*Exercise task:* Without the pictures, output the records below word for word.

*Task input:*
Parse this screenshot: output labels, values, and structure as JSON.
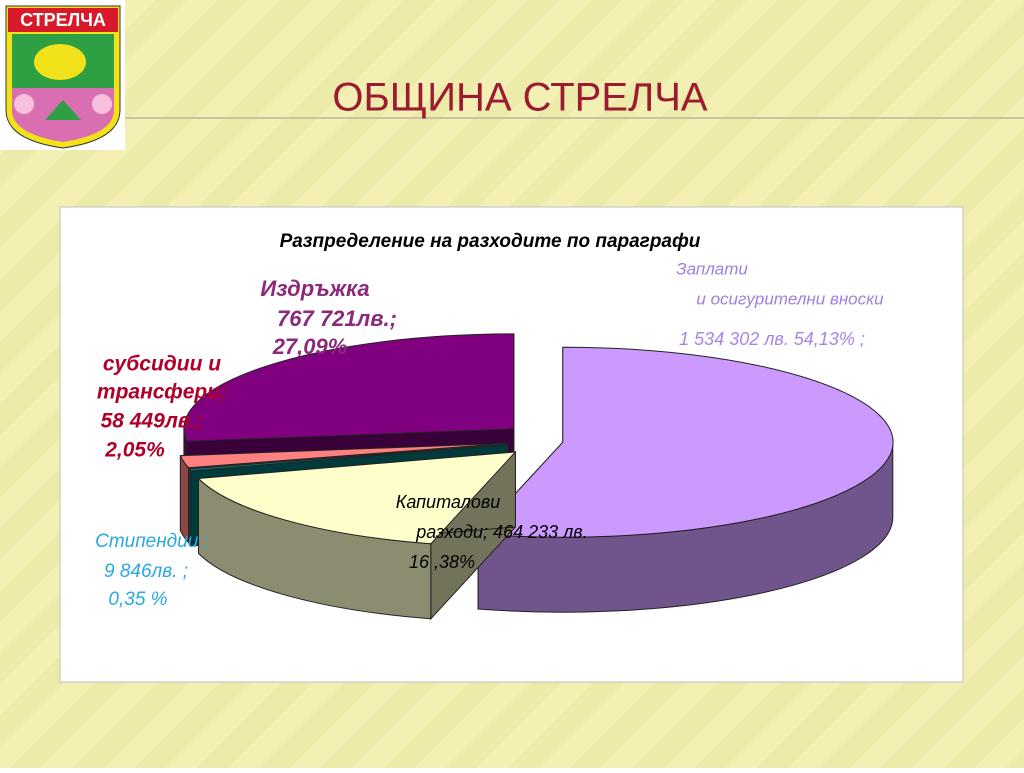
{
  "header": {
    "logo_text": "СТРЕЛЧА",
    "title": "ОБЩИНА СТРЕЛЧА"
  },
  "chart_data": {
    "type": "pie",
    "title": "Разпределение на разходите по параграфи",
    "slices": [
      {
        "name_lines": [
          "Заплати",
          "и осигурителни вноски"
        ],
        "value_lines": [
          "1 534 302 лв.   54,13% ;"
        ],
        "value": 54.13,
        "color": "#cc99ff"
      },
      {
        "name_lines": [
          "Капиталови",
          "разходи; 464 233 лв."
        ],
        "value_lines": [
          "16 ,38%"
        ],
        "value": 16.38,
        "color": "#ffffcc"
      },
      {
        "name_lines": [
          "Стипендии ;"
        ],
        "value_lines": [
          "9 846лв. ;",
          "0,35 %"
        ],
        "value": 0.35,
        "color": "#008080"
      },
      {
        "name_lines": [
          "субсидии и",
          "трансфери;"
        ],
        "value_lines": [
          "58 449лв.;",
          "2,05%"
        ],
        "value": 2.05,
        "color": "#ff8080"
      },
      {
        "name_lines": [
          "Издръжка"
        ],
        "value_lines": [
          "767 721лв.;",
          "27,09%"
        ],
        "value": 27.09,
        "color": "#800080"
      }
    ]
  }
}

*Written answer:*
Parse this screenshot: output labels, values, and structure as JSON.
{
  "header": {
    "logo_text": "СТРЕЛЧА",
    "title": "ОБЩИНА СТРЕЛЧА"
  },
  "chart_data": {
    "type": "pie",
    "title": "Разпределение на разходите по параграфи",
    "slices": [
      {
        "name_lines": [
          "Заплати",
          "и осигурителни вноски"
        ],
        "value_lines": [
          "1 534 302 лв.   54,13% ;"
        ],
        "value": 54.13,
        "color": "#cc99ff"
      },
      {
        "name_lines": [
          "Капиталови",
          "разходи; 464 233 лв."
        ],
        "value_lines": [
          "16 ,38%"
        ],
        "value": 16.38,
        "color": "#ffffcc"
      },
      {
        "name_lines": [
          "Стипендии ;"
        ],
        "value_lines": [
          "9 846лв. ;",
          "0,35 %"
        ],
        "value": 0.35,
        "color": "#008080"
      },
      {
        "name_lines": [
          "субсидии и",
          "трансфери;"
        ],
        "value_lines": [
          "58 449лв.;",
          "2,05%"
        ],
        "value": 2.05,
        "color": "#ff8080"
      },
      {
        "name_lines": [
          "Издръжка"
        ],
        "value_lines": [
          "767 721лв.;",
          "27,09%"
        ],
        "value": 27.09,
        "color": "#800080"
      }
    ]
  }
}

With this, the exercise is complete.